■ Goal ■
Transcribe the entries that follow exactly as they appear, minus pictures.

■ Dataset rows ■
= = = = =

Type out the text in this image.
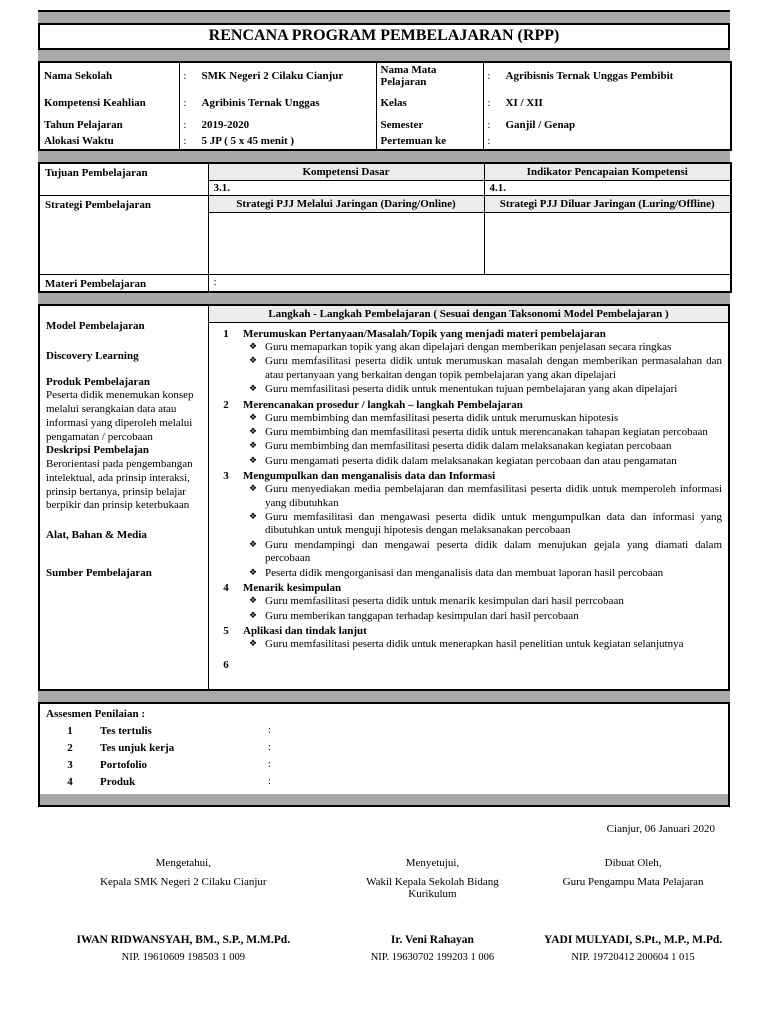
RENCANA PROGRAM PEMBELAJARAN (RPP)
Nama Sekolah	: SMK Negeri 2 Cilaku Cianjur	Nama Mata Pelajaran	: Agribisnis Ternak Unggas Pembibit

Kompetensi Keahlian	: Agribinis Ternak Unggas	Kelas	: XI / XII

Tahun Pelajaran	: 2019-2020	Semester	: Ganjil / Genap

Alokasi Waktu	: 5 JP ( 5 x 45 menit )	Pertemuan ke	:
Tujuan Pembelajaran	Kompetensi Dasar	Indikator Pencapaian Kompetensi
	3.1.	4.1.
Strategi Pembelajaran	Strategi PJJ Melalui Jaringan (Daring/Online)	Strategi PJJ Diluar Jaringan (Luring/Offline)

Materi Pembelajaran	:	
Model Pembelajaran
Discovery Learning
Produk Pembelajaran
Peserta didik menemukan konsep melalui serangkaian data atau informasi yang diperoleh melalui pengamatan / percobaan
Deskripsi Pembelajan
Berorientasi pada pengembangan intelektual, ada prinsip interaksi, prinsip bertanya, prinsip belajar berpikir dan prinsip keterbukaan
Alat, Bahan & Media
Sumber Pembelajaran
Langkah - Langkah Pembelajaran ( Sesuai dengan Taksonomi Model Pembelajaran )
1	Merumuskan Pertanyaan/Masalah/Topik yang menjadi materi pembelajaran
❖ Guru memaparkan topik yang akan dipelajari dengan memberikan penjelasan secara ringkas
❖ Guru memfasilitasi peserta didik untuk merumuskan masalah dengan memberikan permasalahan dan atau pertanyaan yang berkaitan dengan topik pembelajaran yang akan dipelajari
❖ Guru memfasilitasi peserta didik untuk menentukan tujuan pembelajaran yang akan dipelajari
2	Merencanakan prosedur / langkah – langkah Pembelajaran
❖ Guru membimbing dan memfasilitasi peserta didik untuk merumuskan hipotesis
❖ Guru membimbing dan memfasilitasi peserta didik untuk merencanakan tahapan kegiatan percobaan
❖ Guru membimbing dan memfasilitasi peserta didik dalam melaksanakan kegiatan percobaan
❖ Guru mengamati peserta didik dalam melaksanakan kegiatan percobaan dan atau pengamatan
3	Mengumpulkan dan menganalisis data dan Informasi
❖ Guru menyediakan media pembelajaran dan memfasilitasi peserta didik untuk memperoleh informasi yang dibutuhkan
❖ Guru memfasilitasi dan mengawasi peserta didik untuk mengumpulkan data dan informasi yang dibutuhkan untuk menguji hipotesis dengan melaksanakan percobaan
❖ Guru mendampingi dan mengawai peserta didik dalam menujukan gejala yang diamati dalam percobaan
❖ Peserta didik mengorganisasi dan menganalisis data dan membuat laporan hasil percobaan
4	Menarik kesimpulan
❖ Guru memfasilitasi peserta didik untuk menarik kesimpulan dari hasil perrcobaan
❖ Guru memberikan tanggapan terhadap kesimpulan dari hasil percobaan
5	Aplikasi dan tindak lanjut
❖ Guru memfasilitasi peserta didik untuk menerapkan hasil penelitian untuk kegiatan selanjutnya
6
Assesmen Penilaian :
1	Tes tertulis	:
2	Tes unjuk kerja	:
3	Portofolio	:
4	Produk	:
Cianjur, 06 Januari 2020
Mengetahui,
Kepala SMK Negeri 2 Cilaku Cianjur
Menyetujui,
Wakil Kepala Sekolah Bidang Kurikulum
Dibuat Oleh,
Guru Pengampu Mata Pelajaran
IWAN RIDWANSYAH, BM., S.P., M.M.Pd.
NIP. 19610609 198503 1 009
Ir. Veni Rahayan
NIP. 19630702 199203 1 006
YADI MULYADI, S.Pt., M.P., M.Pd.
NIP. 19720412 200604 1 015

= = = = =

■ Right answer ■
Type out the text in this image.
RENCANA PROGRAM PEMBELAJARAN (RPP)
Nama Sekolah	: SMK Negeri 2 Cilaku Cianjur	Nama Mata Pelajaran	: Agribisnis Ternak Unggas Pembibit

Kompetensi Keahlian	: Agribinis Ternak Unggas	Kelas	: XI / XII

Tahun Pelajaran	: 2019-2020	Semester	: Ganjil / Genap

Alokasi Waktu	: 5 JP ( 5 x 45 menit )	Pertemuan ke	:
Tujuan Pembelajaran	Kompetensi Dasar	Indikator Pencapaian Kompetensi
	3.1.	4.1.
Strategi Pembelajaran	Strategi PJJ Melalui Jaringan (Daring/Online)	Strategi PJJ Diluar Jaringan (Luring/Offline)

Materi Pembelajaran	:	
Model Pembelajaran
Discovery Learning
Produk Pembelajaran
Peserta didik menemukan konsep melalui serangkaian data atau informasi yang diperoleh melalui pengamatan / percobaan
Deskripsi Pembelajan
Berorientasi pada pengembangan intelektual, ada prinsip interaksi, prinsip bertanya, prinsip belajar berpikir dan prinsip keterbukaan
Alat, Bahan & Media
Sumber Pembelajaran
Langkah - Langkah Pembelajaran ( Sesuai dengan Taksonomi Model Pembelajaran )
1	Merumuskan Pertanyaan/Masalah/Topik yang menjadi materi pembelajaran
❖ Guru memaparkan topik yang akan dipelajari dengan memberikan penjelasan secara ringkas
❖ Guru memfasilitasi peserta didik untuk merumuskan masalah dengan memberikan permasalahan dan atau pertanyaan yang berkaitan dengan topik pembelajaran yang akan dipelajari
❖ Guru memfasilitasi peserta didik untuk menentukan tujuan pembelajaran yang akan dipelajari
2	Merencanakan prosedur / langkah – langkah Pembelajaran
❖ Guru membimbing dan memfasilitasi peserta didik untuk merumuskan hipotesis
❖ Guru membimbing dan memfasilitasi peserta didik untuk merencanakan tahapan kegiatan percobaan
❖ Guru membimbing dan memfasilitasi peserta didik dalam melaksanakan kegiatan percobaan
❖ Guru mengamati peserta didik dalam melaksanakan kegiatan percobaan dan atau pengamatan
3	Mengumpulkan dan menganalisis data dan Informasi
❖ Guru menyediakan media pembelajaran dan memfasilitasi peserta didik untuk memperoleh informasi yang dibutuhkan
❖ Guru memfasilitasi dan mengawasi peserta didik untuk mengumpulkan data dan informasi yang dibutuhkan untuk menguji hipotesis dengan melaksanakan percobaan
❖ Guru mendampingi dan mengawai peserta didik dalam menujukan gejala yang diamati dalam percobaan
❖ Peserta didik mengorganisasi dan menganalisis data dan membuat laporan hasil percobaan
4	Menarik kesimpulan
❖ Guru memfasilitasi peserta didik untuk menarik kesimpulan dari hasil perrcobaan
❖ Guru memberikan tanggapan terhadap kesimpulan dari hasil percobaan
5	Aplikasi dan tindak lanjut
❖ Guru memfasilitasi peserta didik untuk menerapkan hasil penelitian untuk kegiatan selanjutnya
6
Assesmen Penilaian :
1	Tes tertulis	:
2	Tes unjuk kerja	:
3	Portofolio	:
4	Produk	:
Cianjur, 06 Januari 2020
Mengetahui,
Kepala SMK Negeri 2 Cilaku Cianjur
Menyetujui,
Wakil Kepala Sekolah Bidang Kurikulum
Dibuat Oleh,
Guru Pengampu Mata Pelajaran
IWAN RIDWANSYAH, BM., S.P., M.M.Pd.
NIP. 19610609 198503 1 009
Ir. Veni Rahayan
NIP. 19630702 199203 1 006
YADI MULYADI, S.Pt., M.P., M.Pd.
NIP. 19720412 200604 1 015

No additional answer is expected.